> _Short task_:
How many lines of these entries hold the string "ATIZAPÁN"? Answer with the number alone.

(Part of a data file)
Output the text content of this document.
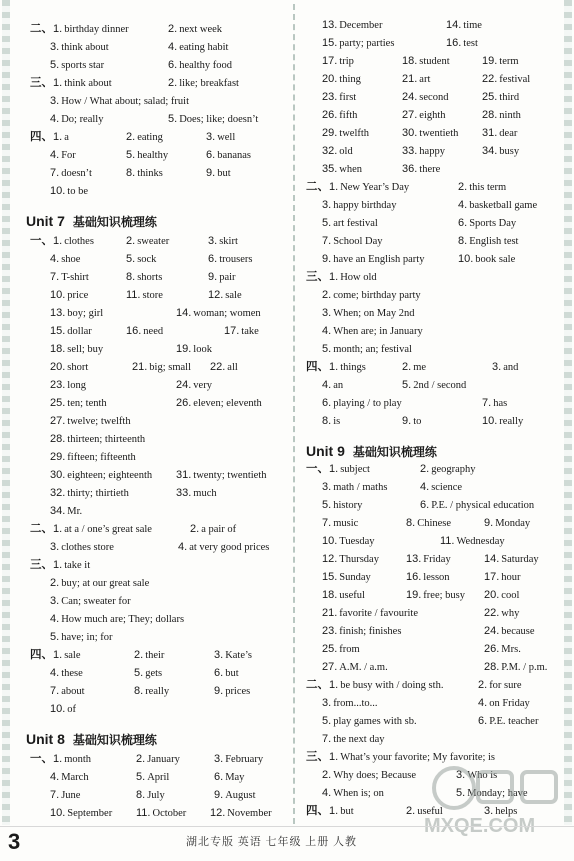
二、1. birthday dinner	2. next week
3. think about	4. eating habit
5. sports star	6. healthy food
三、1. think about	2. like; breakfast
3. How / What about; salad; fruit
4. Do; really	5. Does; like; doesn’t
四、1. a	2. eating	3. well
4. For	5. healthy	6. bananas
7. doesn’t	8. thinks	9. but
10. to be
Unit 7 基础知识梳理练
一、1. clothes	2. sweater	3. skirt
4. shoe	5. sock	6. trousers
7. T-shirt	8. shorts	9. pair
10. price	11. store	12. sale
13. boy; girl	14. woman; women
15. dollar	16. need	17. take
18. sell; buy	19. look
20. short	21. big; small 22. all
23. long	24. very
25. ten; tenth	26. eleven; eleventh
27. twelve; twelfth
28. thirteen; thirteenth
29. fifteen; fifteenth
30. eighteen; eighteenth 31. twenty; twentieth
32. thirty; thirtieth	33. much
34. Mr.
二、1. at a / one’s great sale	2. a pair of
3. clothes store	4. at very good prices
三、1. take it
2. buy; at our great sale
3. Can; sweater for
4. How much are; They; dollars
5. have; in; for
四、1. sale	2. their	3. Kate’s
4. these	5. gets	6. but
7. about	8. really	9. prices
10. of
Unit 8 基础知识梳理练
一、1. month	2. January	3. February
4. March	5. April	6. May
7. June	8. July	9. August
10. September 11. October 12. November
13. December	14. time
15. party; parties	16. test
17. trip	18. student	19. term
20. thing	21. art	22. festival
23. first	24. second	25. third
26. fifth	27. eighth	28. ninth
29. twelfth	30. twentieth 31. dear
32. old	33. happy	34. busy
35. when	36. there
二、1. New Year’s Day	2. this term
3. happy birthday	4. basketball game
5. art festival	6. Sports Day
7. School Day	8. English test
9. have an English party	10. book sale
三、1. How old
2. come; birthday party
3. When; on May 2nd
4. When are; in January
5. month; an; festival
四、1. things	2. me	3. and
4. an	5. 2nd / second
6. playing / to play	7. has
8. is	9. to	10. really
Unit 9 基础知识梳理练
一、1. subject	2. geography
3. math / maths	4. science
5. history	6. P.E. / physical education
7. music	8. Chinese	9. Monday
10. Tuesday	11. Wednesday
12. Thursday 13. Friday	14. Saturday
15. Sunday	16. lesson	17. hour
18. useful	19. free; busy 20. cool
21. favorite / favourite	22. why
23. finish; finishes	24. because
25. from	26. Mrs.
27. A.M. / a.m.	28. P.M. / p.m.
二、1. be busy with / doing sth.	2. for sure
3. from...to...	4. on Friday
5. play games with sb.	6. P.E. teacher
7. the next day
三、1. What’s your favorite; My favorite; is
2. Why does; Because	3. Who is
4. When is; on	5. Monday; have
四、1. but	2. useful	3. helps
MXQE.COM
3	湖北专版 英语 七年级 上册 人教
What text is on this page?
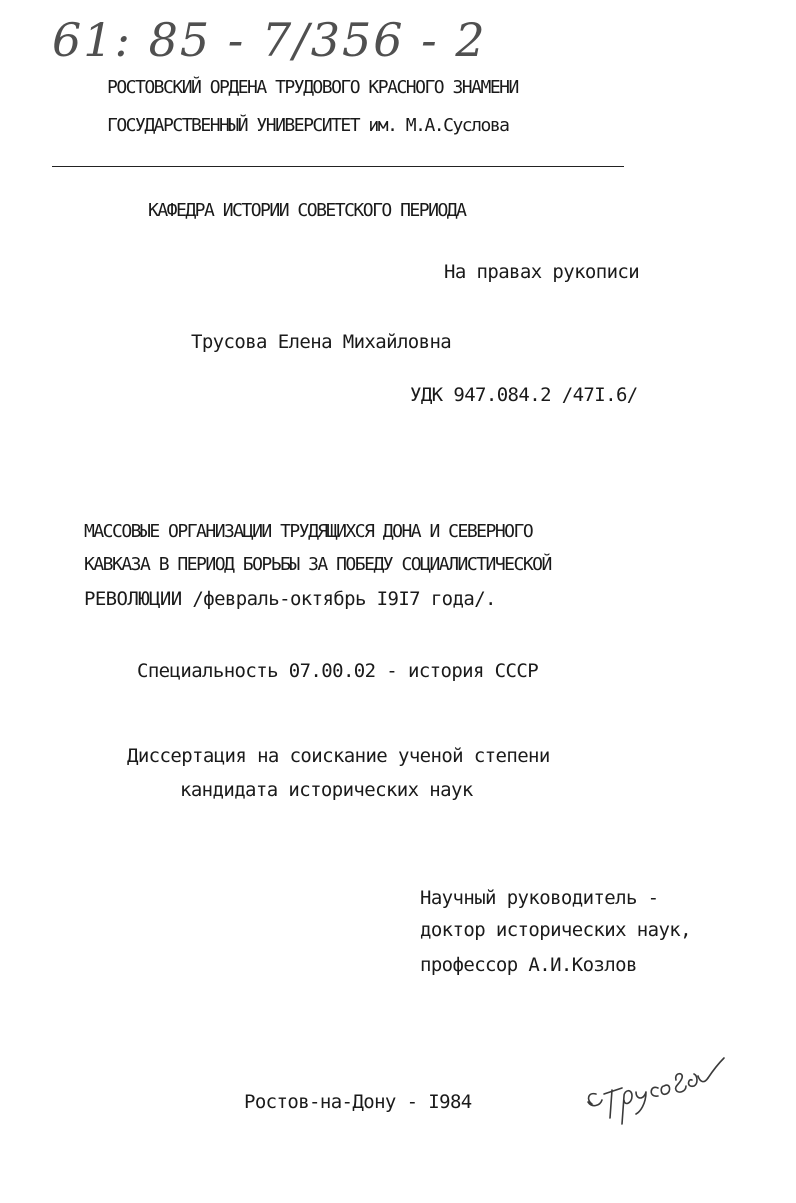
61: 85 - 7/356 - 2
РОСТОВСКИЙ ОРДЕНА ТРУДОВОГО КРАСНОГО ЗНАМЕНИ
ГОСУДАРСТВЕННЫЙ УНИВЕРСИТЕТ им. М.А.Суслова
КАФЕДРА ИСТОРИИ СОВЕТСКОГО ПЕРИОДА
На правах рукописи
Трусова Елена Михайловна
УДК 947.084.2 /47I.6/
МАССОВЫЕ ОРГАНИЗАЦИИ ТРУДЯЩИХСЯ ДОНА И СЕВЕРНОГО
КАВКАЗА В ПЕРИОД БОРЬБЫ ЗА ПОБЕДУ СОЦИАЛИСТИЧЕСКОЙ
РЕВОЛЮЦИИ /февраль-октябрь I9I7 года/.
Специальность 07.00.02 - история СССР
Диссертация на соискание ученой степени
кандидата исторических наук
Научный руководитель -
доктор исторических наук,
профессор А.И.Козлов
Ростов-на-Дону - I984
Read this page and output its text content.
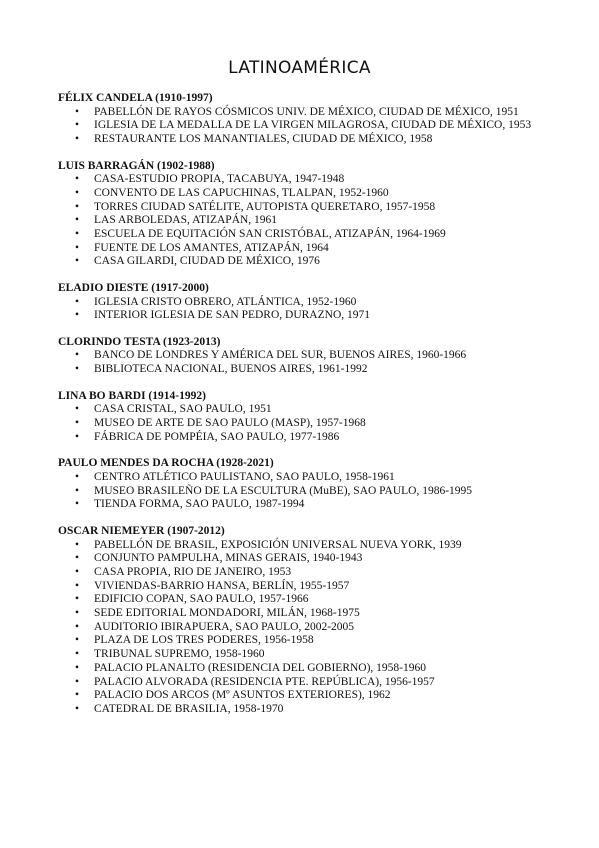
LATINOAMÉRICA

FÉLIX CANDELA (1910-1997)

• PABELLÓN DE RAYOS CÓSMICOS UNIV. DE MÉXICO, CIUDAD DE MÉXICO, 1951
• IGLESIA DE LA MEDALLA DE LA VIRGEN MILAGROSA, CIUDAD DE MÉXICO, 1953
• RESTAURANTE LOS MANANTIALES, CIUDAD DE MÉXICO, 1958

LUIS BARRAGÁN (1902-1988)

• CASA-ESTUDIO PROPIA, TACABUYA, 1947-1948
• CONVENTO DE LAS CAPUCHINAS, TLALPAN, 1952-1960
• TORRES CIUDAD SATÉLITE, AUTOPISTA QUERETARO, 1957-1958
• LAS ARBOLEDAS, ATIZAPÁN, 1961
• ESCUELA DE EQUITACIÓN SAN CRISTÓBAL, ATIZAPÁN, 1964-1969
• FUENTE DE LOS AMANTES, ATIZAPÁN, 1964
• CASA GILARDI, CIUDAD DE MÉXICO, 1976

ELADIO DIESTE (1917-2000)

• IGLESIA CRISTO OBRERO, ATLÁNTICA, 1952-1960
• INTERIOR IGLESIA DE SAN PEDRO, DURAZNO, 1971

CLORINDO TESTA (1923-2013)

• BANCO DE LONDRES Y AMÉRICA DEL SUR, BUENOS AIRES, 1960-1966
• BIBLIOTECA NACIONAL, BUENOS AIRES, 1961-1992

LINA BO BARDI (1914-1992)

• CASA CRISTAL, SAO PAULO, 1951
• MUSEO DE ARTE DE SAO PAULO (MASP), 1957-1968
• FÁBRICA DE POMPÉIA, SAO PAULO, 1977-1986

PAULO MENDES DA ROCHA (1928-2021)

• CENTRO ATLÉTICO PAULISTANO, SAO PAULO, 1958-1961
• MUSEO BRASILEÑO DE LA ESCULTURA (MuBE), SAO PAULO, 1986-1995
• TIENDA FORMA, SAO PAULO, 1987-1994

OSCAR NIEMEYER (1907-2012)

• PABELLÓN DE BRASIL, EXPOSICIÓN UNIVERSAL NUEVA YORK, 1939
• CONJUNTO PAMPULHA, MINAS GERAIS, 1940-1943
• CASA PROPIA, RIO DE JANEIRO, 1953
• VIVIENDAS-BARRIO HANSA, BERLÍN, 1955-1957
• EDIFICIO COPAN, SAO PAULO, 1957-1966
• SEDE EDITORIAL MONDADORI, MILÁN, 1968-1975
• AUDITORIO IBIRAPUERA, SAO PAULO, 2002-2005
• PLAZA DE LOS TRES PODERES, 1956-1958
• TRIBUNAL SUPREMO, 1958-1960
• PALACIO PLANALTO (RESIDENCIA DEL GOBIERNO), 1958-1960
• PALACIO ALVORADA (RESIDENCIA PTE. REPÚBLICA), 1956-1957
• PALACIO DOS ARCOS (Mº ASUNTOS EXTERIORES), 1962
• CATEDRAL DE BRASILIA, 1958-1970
* * *
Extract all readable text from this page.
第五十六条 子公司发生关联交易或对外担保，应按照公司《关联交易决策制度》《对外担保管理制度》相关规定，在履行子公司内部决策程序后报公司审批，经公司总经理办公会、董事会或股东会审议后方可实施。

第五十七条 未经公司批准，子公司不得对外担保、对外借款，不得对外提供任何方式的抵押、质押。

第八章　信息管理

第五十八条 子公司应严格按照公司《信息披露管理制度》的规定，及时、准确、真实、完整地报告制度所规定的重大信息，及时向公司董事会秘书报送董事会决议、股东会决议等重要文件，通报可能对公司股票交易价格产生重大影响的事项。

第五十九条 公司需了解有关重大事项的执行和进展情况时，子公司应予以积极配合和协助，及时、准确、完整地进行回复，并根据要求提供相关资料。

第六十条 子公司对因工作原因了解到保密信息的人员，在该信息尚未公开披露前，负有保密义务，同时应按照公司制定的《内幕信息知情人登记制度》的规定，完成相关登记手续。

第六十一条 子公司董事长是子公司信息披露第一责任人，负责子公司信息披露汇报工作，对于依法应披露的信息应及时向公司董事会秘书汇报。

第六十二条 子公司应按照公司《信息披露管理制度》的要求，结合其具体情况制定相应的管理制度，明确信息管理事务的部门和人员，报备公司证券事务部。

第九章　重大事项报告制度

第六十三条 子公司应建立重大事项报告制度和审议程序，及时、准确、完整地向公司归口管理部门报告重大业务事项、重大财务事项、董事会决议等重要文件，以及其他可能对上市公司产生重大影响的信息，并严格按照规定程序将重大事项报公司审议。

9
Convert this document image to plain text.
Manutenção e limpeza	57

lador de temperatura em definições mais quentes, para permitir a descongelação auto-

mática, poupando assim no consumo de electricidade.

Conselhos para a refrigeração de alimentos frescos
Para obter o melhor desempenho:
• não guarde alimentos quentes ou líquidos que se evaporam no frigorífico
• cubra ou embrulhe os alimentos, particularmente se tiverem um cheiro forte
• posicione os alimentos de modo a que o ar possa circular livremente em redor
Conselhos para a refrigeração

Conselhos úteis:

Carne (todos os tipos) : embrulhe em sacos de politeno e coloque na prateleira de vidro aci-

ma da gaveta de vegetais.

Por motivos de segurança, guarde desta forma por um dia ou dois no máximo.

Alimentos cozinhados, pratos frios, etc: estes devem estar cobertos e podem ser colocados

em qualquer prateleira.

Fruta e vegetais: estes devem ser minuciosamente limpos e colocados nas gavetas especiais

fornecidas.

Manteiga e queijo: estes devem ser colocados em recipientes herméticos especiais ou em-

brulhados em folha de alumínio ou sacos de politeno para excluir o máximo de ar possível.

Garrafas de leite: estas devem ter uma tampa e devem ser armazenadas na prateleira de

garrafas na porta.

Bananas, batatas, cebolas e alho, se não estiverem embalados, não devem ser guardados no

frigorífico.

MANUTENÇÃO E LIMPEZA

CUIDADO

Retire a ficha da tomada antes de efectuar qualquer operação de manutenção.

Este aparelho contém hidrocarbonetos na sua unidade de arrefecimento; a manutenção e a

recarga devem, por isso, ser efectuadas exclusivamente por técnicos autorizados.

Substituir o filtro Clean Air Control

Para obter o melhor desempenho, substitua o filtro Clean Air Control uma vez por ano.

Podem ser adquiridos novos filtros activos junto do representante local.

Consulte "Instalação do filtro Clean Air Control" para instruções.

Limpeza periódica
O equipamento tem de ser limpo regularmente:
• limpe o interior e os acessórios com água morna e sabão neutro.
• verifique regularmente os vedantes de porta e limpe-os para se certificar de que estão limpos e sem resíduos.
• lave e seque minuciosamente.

> _Full answer_:
3